PROBLEM DESCRIPTION
Your task is to copy each line that has the word "Straße".

TASK MATERIAL
__________________________________________________
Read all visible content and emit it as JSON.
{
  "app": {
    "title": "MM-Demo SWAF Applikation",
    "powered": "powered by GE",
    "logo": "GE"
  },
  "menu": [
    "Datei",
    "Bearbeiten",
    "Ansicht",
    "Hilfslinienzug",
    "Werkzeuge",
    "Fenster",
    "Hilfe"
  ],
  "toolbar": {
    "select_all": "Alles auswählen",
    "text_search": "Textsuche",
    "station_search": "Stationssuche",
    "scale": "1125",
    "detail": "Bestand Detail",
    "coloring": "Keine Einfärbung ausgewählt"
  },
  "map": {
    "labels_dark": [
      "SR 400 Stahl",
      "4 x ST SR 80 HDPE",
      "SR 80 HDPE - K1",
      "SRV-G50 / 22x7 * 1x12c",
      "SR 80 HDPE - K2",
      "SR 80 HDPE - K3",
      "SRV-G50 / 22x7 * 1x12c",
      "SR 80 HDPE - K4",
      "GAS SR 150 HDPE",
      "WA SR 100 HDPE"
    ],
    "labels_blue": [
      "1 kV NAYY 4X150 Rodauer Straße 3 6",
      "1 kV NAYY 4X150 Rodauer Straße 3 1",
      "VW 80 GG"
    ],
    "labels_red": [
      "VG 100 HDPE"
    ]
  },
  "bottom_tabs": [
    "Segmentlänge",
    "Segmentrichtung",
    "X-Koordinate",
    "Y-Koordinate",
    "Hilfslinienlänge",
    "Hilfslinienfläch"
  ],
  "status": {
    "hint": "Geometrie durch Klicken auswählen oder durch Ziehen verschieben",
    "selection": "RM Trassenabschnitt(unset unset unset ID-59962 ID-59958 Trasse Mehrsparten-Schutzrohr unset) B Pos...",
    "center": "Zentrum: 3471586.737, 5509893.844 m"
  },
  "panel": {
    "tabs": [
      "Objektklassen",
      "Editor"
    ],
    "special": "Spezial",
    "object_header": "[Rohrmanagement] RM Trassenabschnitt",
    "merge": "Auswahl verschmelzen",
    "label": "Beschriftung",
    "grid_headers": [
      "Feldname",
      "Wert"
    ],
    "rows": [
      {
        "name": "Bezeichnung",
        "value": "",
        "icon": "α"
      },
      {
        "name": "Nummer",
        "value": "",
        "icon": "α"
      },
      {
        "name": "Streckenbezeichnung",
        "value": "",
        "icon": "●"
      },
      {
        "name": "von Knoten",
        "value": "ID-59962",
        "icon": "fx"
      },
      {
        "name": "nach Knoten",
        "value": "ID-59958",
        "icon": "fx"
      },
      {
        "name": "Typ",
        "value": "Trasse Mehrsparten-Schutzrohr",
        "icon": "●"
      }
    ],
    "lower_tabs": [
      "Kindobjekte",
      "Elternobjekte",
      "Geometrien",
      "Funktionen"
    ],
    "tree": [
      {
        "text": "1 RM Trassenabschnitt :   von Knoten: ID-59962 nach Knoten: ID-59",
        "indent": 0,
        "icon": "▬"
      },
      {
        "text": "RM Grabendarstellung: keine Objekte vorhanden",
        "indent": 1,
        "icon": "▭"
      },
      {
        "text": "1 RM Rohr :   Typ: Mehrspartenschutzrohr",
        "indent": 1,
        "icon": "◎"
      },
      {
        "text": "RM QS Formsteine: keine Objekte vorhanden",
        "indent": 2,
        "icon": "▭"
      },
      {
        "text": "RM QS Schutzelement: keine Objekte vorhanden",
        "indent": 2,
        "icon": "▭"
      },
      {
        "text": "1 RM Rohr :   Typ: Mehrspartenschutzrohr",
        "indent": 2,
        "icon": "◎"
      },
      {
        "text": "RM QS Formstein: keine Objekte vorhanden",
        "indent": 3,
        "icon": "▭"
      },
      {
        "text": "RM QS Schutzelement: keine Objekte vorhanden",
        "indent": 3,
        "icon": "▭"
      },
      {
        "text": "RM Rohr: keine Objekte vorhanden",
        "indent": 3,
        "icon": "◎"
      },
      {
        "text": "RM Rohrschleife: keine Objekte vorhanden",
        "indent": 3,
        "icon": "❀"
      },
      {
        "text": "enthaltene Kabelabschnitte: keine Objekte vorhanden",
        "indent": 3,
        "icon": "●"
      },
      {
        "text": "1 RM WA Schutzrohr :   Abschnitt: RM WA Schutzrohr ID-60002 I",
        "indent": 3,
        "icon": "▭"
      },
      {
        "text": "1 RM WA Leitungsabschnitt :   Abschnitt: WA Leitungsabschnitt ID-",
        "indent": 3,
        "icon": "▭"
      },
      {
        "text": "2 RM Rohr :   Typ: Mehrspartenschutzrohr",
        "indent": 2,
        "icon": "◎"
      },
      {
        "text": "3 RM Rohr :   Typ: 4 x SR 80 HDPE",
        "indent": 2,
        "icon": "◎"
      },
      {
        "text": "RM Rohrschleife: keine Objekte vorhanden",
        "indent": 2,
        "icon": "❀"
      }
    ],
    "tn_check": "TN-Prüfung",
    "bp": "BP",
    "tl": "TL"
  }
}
__________________________________________________
SOLUTION BELOW
      "1 kV NAYY 4X150 Rodauer Straße 3 6",
      "1 kV NAYY 4X150 Rodauer Straße 3 1",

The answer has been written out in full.